- _SHORT TASK_: Only the lines from the one containing "OCR this image." to the end of the material are to be copied, exactly and in full; images stay out.

- _THE INPUT_:
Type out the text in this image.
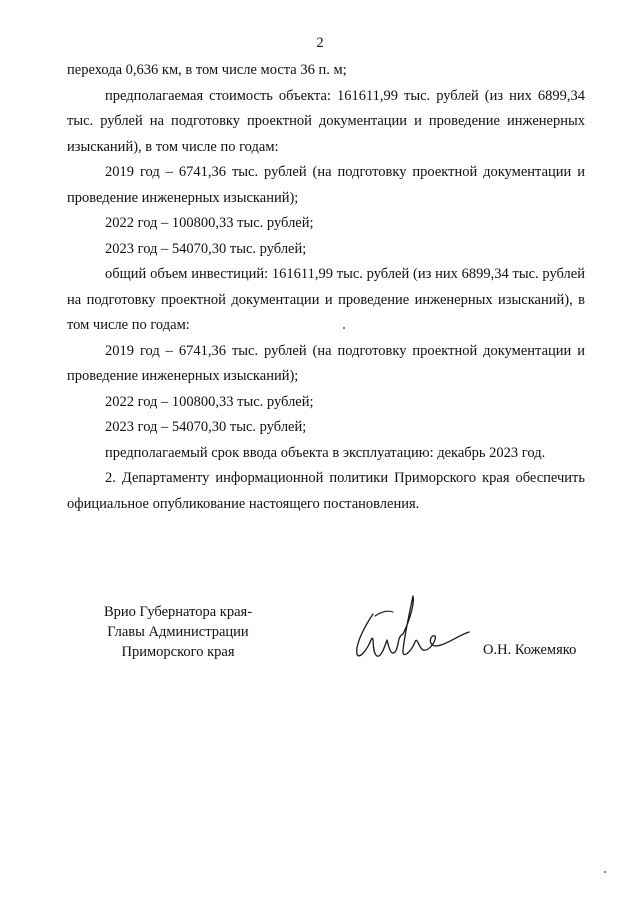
2

перехода 0,636 км, в том числе моста 36 п. м;

предполагаемая стоимость объекта: 161611,99 тыс. рублей (из них 6899,34 тыс. рублей на подготовку проектной документации и проведение инженерных изысканий), в том числе по годам:

2019 год – 6741,36 тыс. рублей (на подготовку проектной документации и проведение инженерных изысканий);

2022 год – 100800,33 тыс. рублей;

2023 год – 54070,30 тыс. рублей;

общий объем инвестиций: 161611,99 тыс. рублей (из них 6899,34 тыс. рублей на подготовку проектной документации и проведение инженерных изысканий), в том числе по годам:

2019 год – 6741,36 тыс. рублей (на подготовку проектной документации и проведение инженерных изысканий);

2022 год – 100800,33 тыс. рублей;

2023 год – 54070,30 тыс. рублей;

предполагаемый срок ввода объекта в эксплуатацию: декабрь 2023 год.

2. Департаменту информационной политики Приморского края обеспечить официальное опубликование настоящего постановления.

Врио Губернатора края-
Главы Администрации
Приморского края	О.Н. Кожемяко
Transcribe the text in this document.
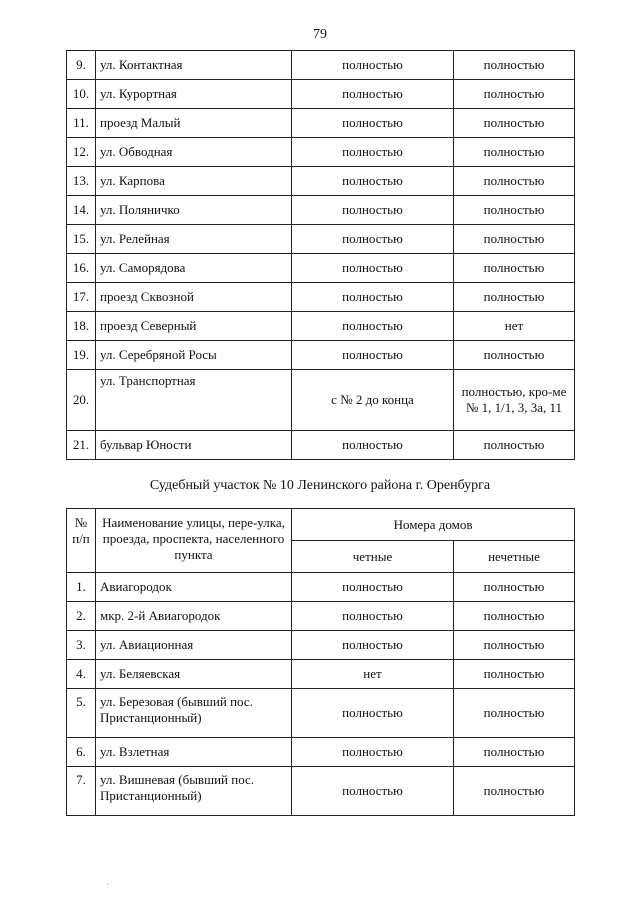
79
9.	ул. Контактная	полностью	полностью
10.	ул. Курортная	полностью	полностью
11.	проезд Малый	полностью	полностью
12.	ул. Обводная	полностью	полностью
13.	ул. Карпова	полностью	полностью
14.	ул. Поляничко	полностью	полностью
15.	ул. Релейная	полностью	полностью
16.	ул. Саморядова	полностью	полностью
17.	проезд Сквозной	полностью	полностью
18.	проезд Северный	полностью	нет
19.	ул. Серебряной Росы	полностью	полностью
20.	ул. Транспортная	с № 2 до конца	полностью, кро-ме № 1, 1/1, 3, 3а, 11
21.	бульвар Юности	полностью	полностью
Судебный участок № 10 Ленинского района г. Оренбурга
№ п/п	Наименование улицы, пере-улка, проезда, проспекта, населенного пункта	Номера домов	
		четные	нечетные
1.	Авиагородок	полностью	полностью
2.	мкр. 2-й Авиагородок	полностью	полностью
3.	ул. Авиационная	полностью	полностью
4.	ул. Беляевская	нет	полностью
5.	ул. Березовая (бывший пос. Пристанционный)	полностью	полностью
6.	ул. Взлетная	полностью	полностью
7.	ул. Вишневая (бывший пос. Пристанционный)	полностью	полностью
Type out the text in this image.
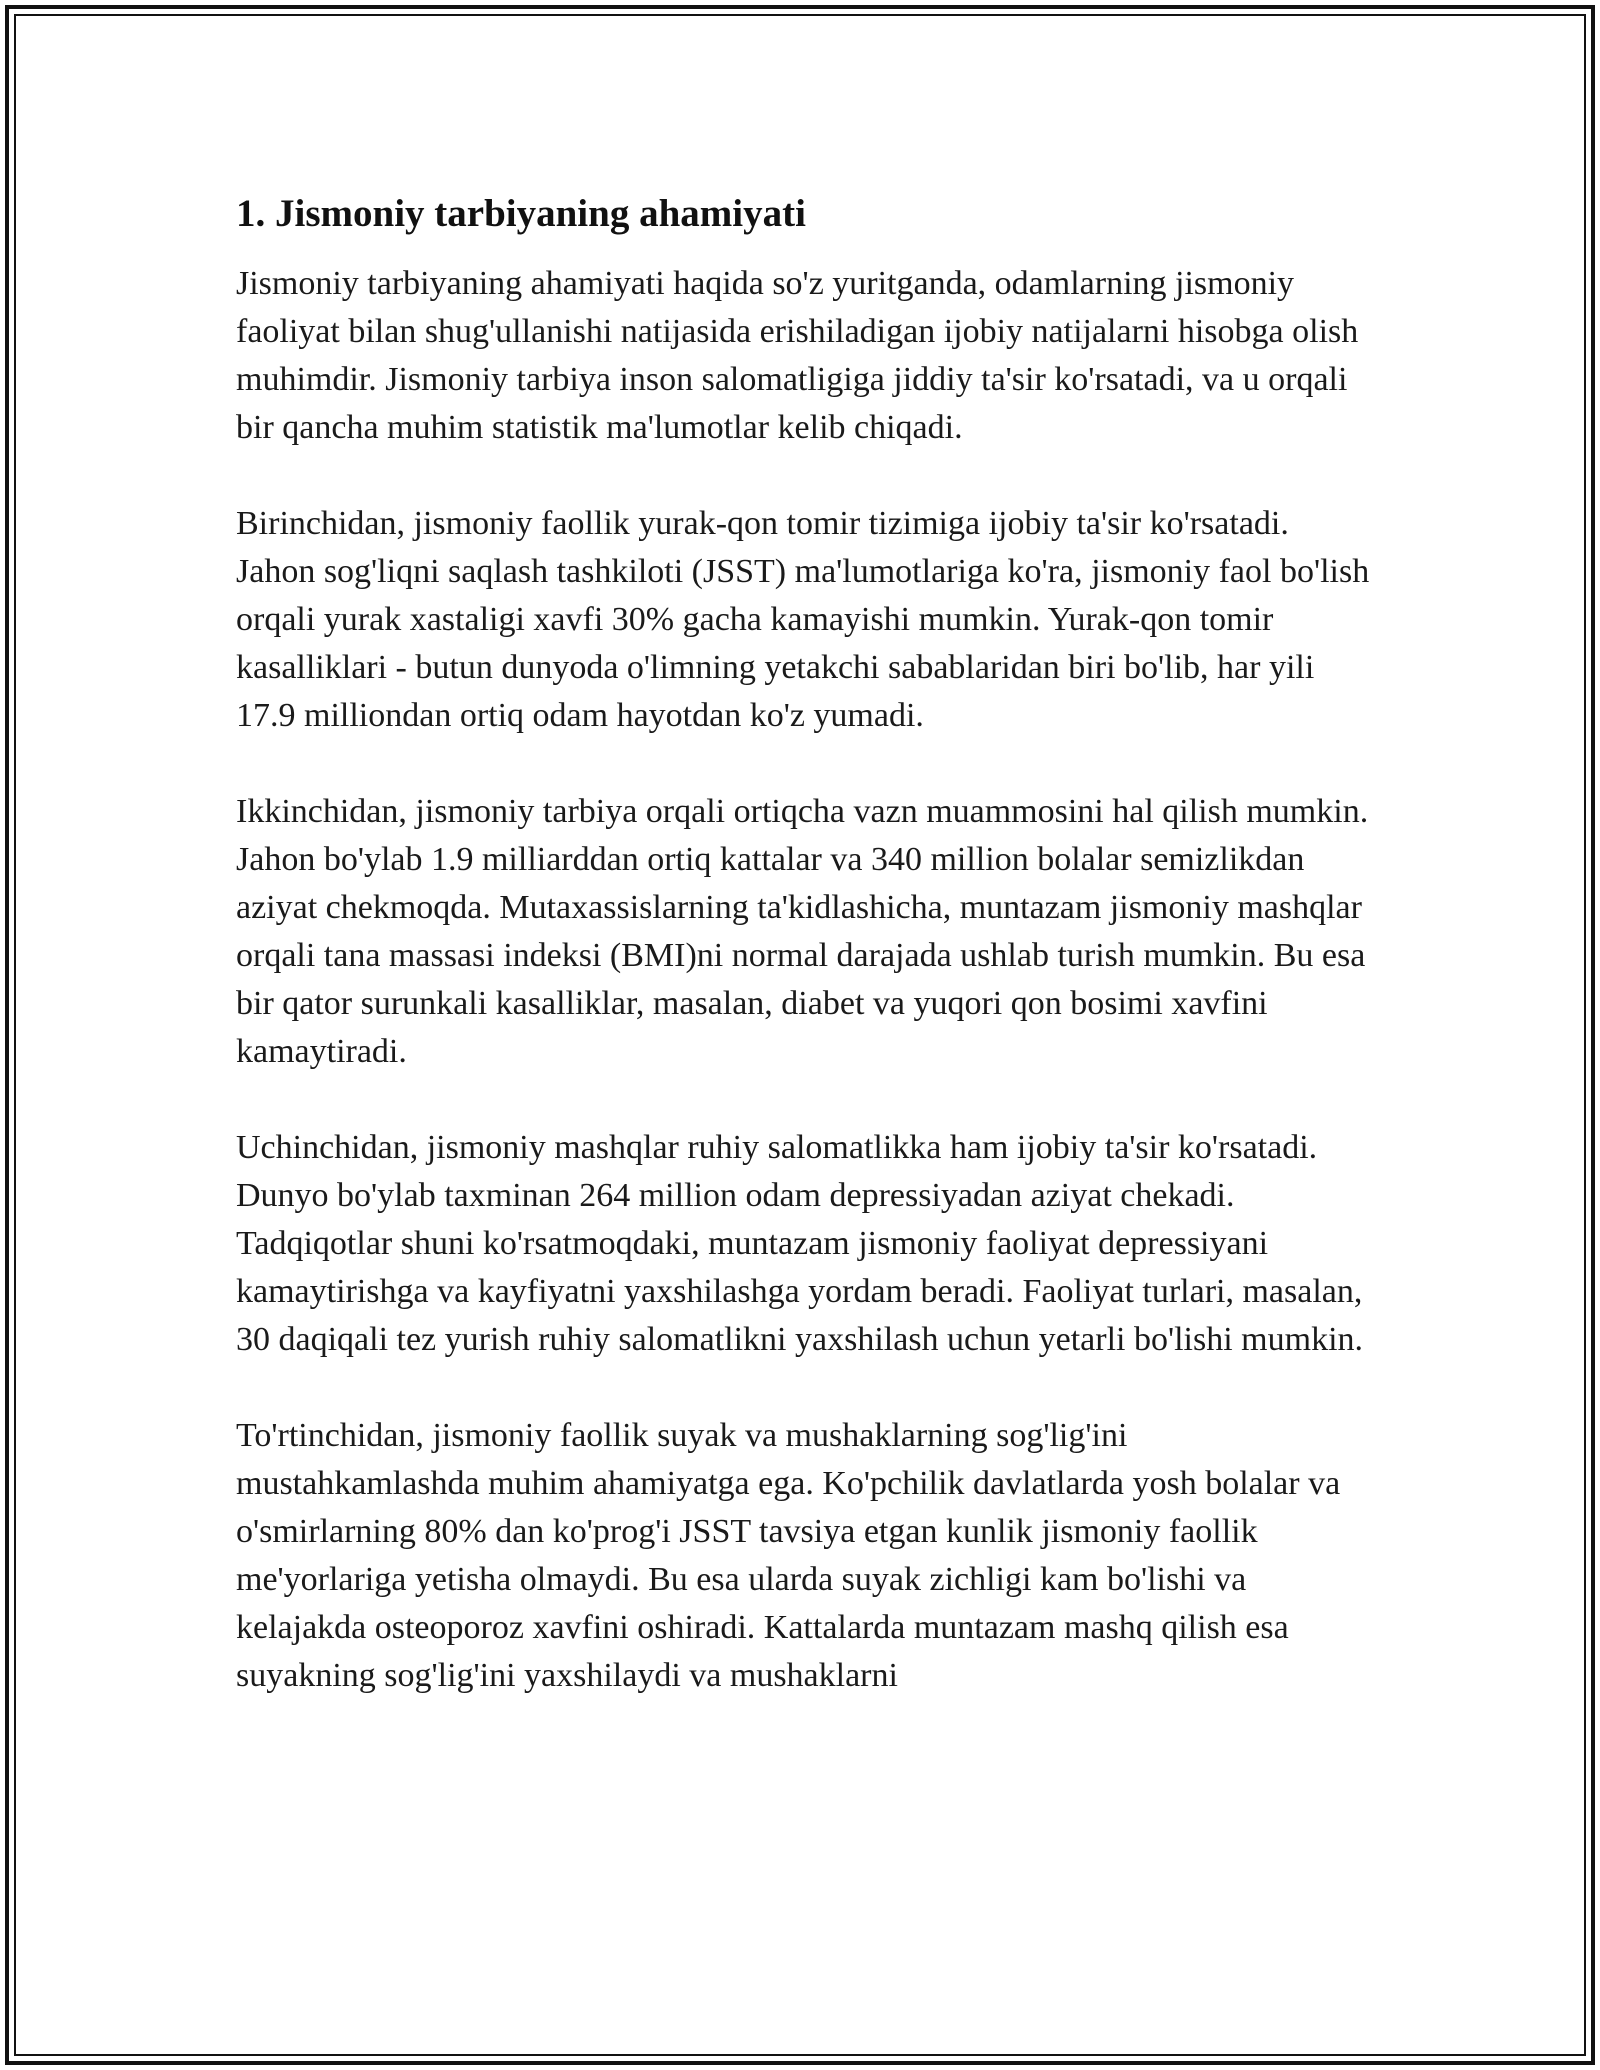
1. Jismoniy tarbiyaning ahamiyati

Jismoniy tarbiyaning ahamiyati haqida so'z yuritganda, odamlarning jismoniy faoliyat bilan shug'ullanishi natijasida erishiladigan ijobiy natijalarni hisobga olish muhimdir. Jismoniy tarbiya inson salomatligiga jiddiy ta'sir ko'rsatadi, va u orqali bir qancha muhim statistik ma'lumotlar kelib chiqadi.

Birinchidan, jismoniy faollik yurak-qon tomir tizimiga ijobiy ta'sir ko'rsatadi. Jahon sog'liqni saqlash tashkiloti (JSST) ma'lumotlariga ko'ra, jismoniy faol bo'lish orqali yurak xastaligi xavfi 30% gacha kamayishi mumkin. Yurak-qon tomir kasalliklari - butun dunyoda o'limning yetakchi sabablaridan biri bo'lib, har yili 17.9 milliondan ortiq odam hayotdan ko'z yumadi.

Ikkinchidan, jismoniy tarbiya orqali ortiqcha vazn muammosini hal qilish mumkin. Jahon bo'ylab 1.9 milliarddan ortiq kattalar va 340 million bolalar semizlikdan aziyat chekmoqda. Mutaxassislarning ta'kidlashicha, muntazam jismoniy mashqlar orqali tana massasi indeksi (BMI)ni normal darajada ushlab turish mumkin. Bu esa bir qator surunkali kasalliklar, masalan, diabet va yuqori qon bosimi xavfini kamaytiradi.

Uchinchidan, jismoniy mashqlar ruhiy salomatlikka ham ijobiy ta'sir ko'rsatadi. Dunyo bo'ylab taxminan 264 million odam depressiyadan aziyat chekadi. Tadqiqotlar shuni ko'rsatmoqdaki, muntazam jismoniy faoliyat depressiyani kamaytirishga va kayfiyatni yaxshilashga yordam beradi. Faoliyat turlari, masalan, 30 daqiqali tez yurish ruhiy salomatlikni yaxshilash uchun yetarli bo'lishi mumkin.

To'rtinchidan, jismoniy faollik suyak va mushaklarning sog'lig'ini mustahkamlashda muhim ahamiyatga ega. Ko'pchilik davlatlarda yosh bolalar va o'smirlarning 80% dan ko'prog'i JSST tavsiya etgan kunlik jismoniy faollik me'yorlariga yetisha olmaydi. Bu esa ularda suyak zichligi kam bo'lishi va kelajakda osteoporoz xavfini oshiradi. Kattalarda muntazam mashq qilish esa suyakning sog'lig'ini yaxshilaydi va mushaklarni
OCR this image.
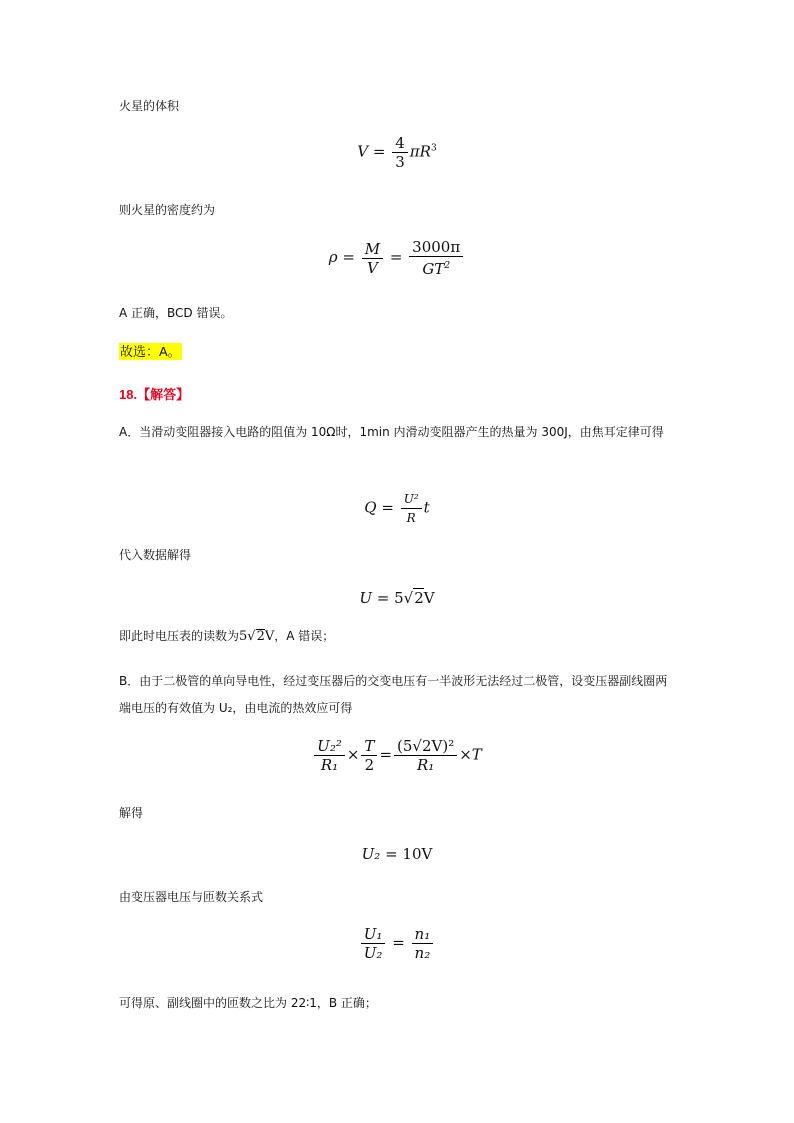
火星的体积
$V = \frac{4}{3} \pi R^3$
则火星的密度约为
$\rho = \frac{M}{V} = \frac{3000\pi}{GT^2}$
A 正确，BCD 错误。
故选：A。
18.【解答】
A．当滑动变阻器接入电路的阻值为 10Ω时，1min 内滑动变阻器产生的热量为 300J，由焦耳定律可得
$Q = \frac{\text{U²}}{R}$ t
代入数据解得
U = 5√2V
即此时电压表的读数为5√2V，A 错误；
B．由于二极管的单向导电性，经过变压器后的交变电压有一半波形无法经过二极管，设变压器副线圈两端电压的有效值为 U₂，由电流的热效应可得
$\frac{\text{U₂²}}{\text{R₁}} \times \frac{T}{2} = \frac{\text{(5√2V)²}}{\text{R₁}} \times T$
解得
U₂ = 10V
由变压器电压与匝数关系式
$\frac{\text{U₁}}{\text{U₂}} = \frac{\text{n₁}}{\text{n₂}}$
可得原、副线圈中的匝数之比为 22∶1，B 正确；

- _EXERCISE RESPONSE_:
OCR this image.
火星的体积
$V = \frac{4}{3} \pi R^3$
则火星的密度约为
$\rho = \frac{M}{V} = \frac{3000\pi}{GT^2}$
A 正确，BCD 错误。
故选：A。
18.【解答】
A．当滑动变阻器接入电路的阻值为 10Ω时，1min 内滑动变阻器产生的热量为 300J，由焦耳定律可得
$Q = \frac{\text{U²}}{R}$ t
代入数据解得
U = 5√2V
即此时电压表的读数为5√2V，A 错误；
B．由于二极管的单向导电性，经过变压器后的交变电压有一半波形无法经过二极管，设变压器副线圈两端电压的有效值为 U₂，由电流的热效应可得
$\frac{\text{U₂²}}{\text{R₁}} \times \frac{T}{2} = \frac{\text{(5√2V)²}}{\text{R₁}} \times T$
解得
U₂ = 10V
由变压器电压与匝数关系式
$\frac{\text{U₁}}{\text{U₂}} = \frac{\text{n₁}}{\text{n₂}}$
可得原、副线圈中的匝数之比为 22∶1，B 正确；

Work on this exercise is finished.